# Stick Shift on the way out?



## OBS3SSION (Oct 1, 2002)

Dawg90 said:


> Good point, I should give up playing soccer, cause the pros on TV are a lot more skilled than I - I'll just watch them instead.


Poor example.

Better would be to say this: If I give you a car with an SMG-like transmission that shifts perfectly and lets you drive to your full potential... and put you on Lime Rock Park's track... you'd enjoy the hell out of yourself. But then if I put Boris Said in the same car on the same track, he'd pull faster lap times than you. Does that mean he enjoyed the car more than you? Probably not. He's just the better driver.


----------



## OBS3SSION (Oct 1, 2002)

zcasavant said:


> Ok, I'll buy that. Now, why was SMG introduced? For performance reasons or to satisfy the louts that are too lazy to shift?

PROVIDED RECORDS:
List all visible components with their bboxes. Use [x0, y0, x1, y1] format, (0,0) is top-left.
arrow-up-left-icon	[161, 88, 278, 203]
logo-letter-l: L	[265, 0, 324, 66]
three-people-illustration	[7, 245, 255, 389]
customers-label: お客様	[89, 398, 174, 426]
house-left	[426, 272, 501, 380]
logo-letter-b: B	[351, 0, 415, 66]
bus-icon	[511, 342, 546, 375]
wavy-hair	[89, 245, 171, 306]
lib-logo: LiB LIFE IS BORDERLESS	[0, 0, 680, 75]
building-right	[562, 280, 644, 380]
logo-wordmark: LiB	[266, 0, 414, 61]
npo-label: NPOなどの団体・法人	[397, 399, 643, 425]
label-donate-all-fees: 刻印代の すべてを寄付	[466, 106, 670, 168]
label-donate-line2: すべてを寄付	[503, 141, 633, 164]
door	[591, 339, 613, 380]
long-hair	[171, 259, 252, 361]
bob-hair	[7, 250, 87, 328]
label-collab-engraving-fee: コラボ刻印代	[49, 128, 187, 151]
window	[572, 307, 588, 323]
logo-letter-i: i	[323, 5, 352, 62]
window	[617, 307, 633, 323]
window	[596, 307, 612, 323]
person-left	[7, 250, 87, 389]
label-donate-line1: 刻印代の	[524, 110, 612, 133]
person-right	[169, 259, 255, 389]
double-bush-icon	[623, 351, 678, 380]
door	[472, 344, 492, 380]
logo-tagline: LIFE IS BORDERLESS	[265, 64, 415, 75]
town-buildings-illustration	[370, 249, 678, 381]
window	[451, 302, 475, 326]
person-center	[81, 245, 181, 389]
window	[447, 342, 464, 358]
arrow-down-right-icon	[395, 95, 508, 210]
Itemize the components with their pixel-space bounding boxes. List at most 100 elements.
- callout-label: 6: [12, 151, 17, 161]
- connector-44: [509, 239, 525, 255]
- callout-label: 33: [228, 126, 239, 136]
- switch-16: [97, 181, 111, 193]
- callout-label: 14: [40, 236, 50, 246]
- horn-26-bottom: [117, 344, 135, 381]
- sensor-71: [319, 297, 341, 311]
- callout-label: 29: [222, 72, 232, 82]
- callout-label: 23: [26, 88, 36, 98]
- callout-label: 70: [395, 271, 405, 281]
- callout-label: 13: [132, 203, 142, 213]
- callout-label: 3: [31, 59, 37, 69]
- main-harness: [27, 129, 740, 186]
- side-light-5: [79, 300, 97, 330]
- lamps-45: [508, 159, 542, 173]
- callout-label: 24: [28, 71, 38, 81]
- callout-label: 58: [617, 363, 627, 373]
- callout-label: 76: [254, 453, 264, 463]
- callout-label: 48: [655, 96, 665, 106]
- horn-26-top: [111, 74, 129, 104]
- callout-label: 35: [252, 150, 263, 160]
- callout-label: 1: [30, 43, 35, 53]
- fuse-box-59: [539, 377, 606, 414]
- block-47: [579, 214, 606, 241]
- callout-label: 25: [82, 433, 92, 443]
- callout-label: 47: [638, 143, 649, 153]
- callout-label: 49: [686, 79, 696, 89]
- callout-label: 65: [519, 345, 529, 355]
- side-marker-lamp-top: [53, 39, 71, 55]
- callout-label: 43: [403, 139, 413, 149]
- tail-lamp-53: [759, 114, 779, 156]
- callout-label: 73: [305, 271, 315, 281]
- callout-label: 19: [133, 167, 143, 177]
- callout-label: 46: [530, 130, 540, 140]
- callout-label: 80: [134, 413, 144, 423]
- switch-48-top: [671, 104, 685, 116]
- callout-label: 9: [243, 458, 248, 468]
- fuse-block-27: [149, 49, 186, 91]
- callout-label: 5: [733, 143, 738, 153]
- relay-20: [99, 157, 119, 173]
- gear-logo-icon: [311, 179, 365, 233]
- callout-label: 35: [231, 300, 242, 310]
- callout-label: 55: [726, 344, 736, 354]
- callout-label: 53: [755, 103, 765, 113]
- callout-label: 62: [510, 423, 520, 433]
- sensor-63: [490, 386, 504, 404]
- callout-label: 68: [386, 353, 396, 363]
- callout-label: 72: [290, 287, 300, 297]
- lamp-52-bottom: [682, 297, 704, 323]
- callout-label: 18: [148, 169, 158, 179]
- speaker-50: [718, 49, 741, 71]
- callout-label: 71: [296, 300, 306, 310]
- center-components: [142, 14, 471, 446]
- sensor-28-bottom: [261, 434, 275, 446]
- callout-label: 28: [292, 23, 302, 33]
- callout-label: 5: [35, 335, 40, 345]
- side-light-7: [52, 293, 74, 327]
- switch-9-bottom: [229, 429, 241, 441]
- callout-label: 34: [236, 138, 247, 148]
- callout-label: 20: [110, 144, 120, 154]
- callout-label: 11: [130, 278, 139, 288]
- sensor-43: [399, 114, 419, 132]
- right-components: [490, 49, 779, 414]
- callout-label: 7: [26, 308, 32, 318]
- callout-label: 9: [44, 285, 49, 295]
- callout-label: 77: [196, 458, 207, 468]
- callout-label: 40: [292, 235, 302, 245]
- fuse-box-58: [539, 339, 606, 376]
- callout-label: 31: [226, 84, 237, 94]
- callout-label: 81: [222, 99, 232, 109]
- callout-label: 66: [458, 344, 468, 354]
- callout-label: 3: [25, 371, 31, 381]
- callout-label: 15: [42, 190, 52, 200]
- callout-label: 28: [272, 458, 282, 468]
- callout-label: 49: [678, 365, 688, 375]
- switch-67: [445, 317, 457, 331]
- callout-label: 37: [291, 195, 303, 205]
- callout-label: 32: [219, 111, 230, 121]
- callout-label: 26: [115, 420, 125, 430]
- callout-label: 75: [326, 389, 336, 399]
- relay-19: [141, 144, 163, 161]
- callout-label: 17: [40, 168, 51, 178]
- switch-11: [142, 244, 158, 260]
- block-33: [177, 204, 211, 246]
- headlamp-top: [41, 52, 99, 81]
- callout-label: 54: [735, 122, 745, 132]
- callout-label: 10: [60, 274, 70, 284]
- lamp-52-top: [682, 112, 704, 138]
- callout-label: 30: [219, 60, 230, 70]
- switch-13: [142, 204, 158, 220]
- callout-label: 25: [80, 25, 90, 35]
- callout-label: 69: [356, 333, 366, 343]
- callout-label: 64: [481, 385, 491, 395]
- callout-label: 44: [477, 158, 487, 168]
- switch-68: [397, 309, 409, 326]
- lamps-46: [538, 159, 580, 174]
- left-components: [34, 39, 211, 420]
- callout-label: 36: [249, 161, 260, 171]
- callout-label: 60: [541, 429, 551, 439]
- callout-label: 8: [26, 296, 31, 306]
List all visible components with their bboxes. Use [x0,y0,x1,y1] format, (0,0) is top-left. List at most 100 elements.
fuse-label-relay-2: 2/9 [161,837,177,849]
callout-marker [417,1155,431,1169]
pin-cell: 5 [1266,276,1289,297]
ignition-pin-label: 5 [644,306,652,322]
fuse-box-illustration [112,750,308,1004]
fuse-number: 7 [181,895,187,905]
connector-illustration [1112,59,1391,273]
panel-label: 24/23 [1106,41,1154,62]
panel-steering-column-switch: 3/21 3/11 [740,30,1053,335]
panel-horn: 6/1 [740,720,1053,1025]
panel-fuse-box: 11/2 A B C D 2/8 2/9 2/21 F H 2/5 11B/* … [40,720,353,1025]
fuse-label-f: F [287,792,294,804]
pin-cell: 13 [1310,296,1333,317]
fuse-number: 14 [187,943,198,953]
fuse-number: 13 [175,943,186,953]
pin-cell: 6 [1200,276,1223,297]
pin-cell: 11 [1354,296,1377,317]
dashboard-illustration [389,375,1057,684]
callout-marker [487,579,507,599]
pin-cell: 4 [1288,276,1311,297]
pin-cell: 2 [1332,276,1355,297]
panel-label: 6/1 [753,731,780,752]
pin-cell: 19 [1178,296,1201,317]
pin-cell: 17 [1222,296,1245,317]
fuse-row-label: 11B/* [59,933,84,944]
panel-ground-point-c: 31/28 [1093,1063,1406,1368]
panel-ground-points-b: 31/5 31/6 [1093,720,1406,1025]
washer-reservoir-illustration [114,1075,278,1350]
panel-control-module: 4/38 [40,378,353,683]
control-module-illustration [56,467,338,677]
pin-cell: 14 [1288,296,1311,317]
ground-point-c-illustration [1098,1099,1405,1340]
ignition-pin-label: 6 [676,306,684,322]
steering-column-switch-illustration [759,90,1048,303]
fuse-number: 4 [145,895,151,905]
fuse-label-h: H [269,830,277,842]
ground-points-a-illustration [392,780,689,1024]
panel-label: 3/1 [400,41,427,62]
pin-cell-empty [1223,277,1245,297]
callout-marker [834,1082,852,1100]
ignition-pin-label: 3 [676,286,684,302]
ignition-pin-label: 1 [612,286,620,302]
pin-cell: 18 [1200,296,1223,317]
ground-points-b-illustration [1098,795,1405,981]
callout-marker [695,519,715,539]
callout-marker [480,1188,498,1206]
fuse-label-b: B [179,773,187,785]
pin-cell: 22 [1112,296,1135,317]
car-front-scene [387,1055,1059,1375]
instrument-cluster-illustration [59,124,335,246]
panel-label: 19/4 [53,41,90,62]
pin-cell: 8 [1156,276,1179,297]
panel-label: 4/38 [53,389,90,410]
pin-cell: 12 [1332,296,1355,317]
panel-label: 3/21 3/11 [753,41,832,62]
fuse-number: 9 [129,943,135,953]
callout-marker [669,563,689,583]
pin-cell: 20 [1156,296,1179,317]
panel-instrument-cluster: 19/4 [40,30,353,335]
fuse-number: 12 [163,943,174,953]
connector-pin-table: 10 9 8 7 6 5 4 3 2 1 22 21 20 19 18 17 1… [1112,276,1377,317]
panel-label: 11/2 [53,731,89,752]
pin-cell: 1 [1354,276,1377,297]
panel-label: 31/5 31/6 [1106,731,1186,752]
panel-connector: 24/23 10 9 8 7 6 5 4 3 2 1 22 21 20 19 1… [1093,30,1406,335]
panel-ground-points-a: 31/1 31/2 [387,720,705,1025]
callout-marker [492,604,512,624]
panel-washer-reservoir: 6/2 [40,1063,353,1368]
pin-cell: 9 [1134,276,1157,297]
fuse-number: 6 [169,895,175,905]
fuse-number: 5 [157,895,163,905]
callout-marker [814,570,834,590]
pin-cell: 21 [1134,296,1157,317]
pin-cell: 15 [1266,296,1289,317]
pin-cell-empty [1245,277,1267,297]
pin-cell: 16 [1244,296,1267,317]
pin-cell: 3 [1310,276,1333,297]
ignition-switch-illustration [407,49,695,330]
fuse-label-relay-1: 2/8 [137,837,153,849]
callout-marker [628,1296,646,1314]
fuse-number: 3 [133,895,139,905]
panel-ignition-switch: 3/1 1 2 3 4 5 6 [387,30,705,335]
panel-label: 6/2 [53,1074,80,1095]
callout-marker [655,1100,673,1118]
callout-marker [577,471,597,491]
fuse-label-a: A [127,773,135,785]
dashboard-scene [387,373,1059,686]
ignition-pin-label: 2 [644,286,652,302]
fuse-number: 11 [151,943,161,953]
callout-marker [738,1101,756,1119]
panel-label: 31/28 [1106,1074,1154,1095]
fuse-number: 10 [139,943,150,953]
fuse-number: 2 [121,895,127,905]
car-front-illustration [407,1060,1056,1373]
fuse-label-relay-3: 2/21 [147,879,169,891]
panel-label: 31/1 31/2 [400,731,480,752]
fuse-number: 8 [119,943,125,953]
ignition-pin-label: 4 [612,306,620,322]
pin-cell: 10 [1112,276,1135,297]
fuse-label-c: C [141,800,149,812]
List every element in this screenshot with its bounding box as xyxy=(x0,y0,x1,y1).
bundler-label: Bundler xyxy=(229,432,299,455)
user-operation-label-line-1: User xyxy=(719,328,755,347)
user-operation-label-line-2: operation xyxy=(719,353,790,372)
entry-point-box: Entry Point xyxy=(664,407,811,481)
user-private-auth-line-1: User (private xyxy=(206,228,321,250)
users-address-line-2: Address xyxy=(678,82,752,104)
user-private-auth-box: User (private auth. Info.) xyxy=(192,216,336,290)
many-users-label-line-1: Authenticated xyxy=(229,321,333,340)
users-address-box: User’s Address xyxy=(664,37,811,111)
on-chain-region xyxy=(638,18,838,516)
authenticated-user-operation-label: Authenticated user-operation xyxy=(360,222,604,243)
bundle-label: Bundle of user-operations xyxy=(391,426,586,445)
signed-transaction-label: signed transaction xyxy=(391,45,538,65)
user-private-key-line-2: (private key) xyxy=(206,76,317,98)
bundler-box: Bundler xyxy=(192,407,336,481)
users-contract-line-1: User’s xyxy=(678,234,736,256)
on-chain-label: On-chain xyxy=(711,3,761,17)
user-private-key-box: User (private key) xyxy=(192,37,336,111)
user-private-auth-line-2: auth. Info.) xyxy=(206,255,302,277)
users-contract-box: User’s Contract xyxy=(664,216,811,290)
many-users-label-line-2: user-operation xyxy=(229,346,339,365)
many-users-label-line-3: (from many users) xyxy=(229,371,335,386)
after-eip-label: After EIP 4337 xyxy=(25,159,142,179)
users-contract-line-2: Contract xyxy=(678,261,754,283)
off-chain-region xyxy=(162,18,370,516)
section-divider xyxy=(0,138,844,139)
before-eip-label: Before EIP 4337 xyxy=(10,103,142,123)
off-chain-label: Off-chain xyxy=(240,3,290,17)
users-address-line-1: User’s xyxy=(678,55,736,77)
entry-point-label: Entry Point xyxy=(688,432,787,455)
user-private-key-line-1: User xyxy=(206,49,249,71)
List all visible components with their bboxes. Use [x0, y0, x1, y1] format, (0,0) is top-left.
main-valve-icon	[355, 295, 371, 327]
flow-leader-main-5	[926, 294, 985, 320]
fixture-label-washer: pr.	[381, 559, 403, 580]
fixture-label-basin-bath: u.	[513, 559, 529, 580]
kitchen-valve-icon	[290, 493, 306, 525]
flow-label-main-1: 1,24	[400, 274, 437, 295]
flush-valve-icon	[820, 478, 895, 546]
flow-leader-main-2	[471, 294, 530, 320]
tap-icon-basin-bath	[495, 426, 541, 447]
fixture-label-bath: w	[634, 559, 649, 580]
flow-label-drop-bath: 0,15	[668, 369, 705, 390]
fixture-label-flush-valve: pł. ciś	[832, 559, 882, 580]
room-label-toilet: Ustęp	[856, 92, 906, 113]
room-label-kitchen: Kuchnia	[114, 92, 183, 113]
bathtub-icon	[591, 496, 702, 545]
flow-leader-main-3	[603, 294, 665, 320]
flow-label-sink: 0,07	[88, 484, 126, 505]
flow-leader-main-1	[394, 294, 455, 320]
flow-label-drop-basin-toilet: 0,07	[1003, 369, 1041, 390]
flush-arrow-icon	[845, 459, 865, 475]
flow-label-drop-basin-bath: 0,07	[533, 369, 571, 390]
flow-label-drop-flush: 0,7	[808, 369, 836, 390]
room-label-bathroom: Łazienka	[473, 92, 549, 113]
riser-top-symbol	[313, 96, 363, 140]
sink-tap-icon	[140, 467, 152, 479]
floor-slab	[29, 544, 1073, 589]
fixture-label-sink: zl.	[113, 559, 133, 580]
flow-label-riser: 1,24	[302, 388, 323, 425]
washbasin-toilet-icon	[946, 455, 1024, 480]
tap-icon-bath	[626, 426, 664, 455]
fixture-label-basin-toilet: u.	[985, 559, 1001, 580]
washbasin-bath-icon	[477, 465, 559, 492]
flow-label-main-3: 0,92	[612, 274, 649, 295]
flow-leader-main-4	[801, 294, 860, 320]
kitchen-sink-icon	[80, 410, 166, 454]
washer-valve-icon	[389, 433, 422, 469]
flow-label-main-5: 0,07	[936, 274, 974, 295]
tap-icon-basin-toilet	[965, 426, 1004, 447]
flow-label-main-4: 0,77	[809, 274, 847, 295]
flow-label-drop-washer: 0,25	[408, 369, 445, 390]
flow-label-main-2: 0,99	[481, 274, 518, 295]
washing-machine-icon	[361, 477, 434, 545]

EXERCISES:
**1.** Transcribe the part of the stick shift thread that begins at the words "Poor example." and ends after the words "the better driver.".
**2.** In the rows, begin at the first line and stop after the line that has "lib-logo: LiB LIFE". Give only those lines again, changing "bus-icon" to "train-icon" and leaving everything else as it is.
The stick shift thread and the rows were taken from unrelated sources.

SOLUTIONS:
**1.**
Poor example.

Better would be to say this: If I give you a car with an SMG-like transmission that shifts perfectly and lets you drive to your full potential... and put you on Lime Rock Park's track... you'd enjoy the hell out of yourself. But then if I put Boris Said in the same car on the same track, he'd pull faster lap times than you. Does that mean he enjoyed the car more than you? Probably not. He's just the better driver.

**2.**
List all visible components with their bboxes. Use [x0, y0, x1, y1] format, (0,0) is top-left.
arrow-up-left-icon	[161, 88, 278, 203]
logo-letter-l: L	[265, 0, 324, 66]
three-people-illustration	[7, 245, 255, 389]
customers-label: お客様	[89, 398, 174, 426]
house-left	[426, 272, 501, 380]
logo-letter-b: B	[351, 0, 415, 66]
train-icon	[511, 342, 546, 375]
wavy-hair	[89, 245, 171, 306]
lib-logo: LiB LIFE IS BORDERLESS	[0, 0, 680, 75]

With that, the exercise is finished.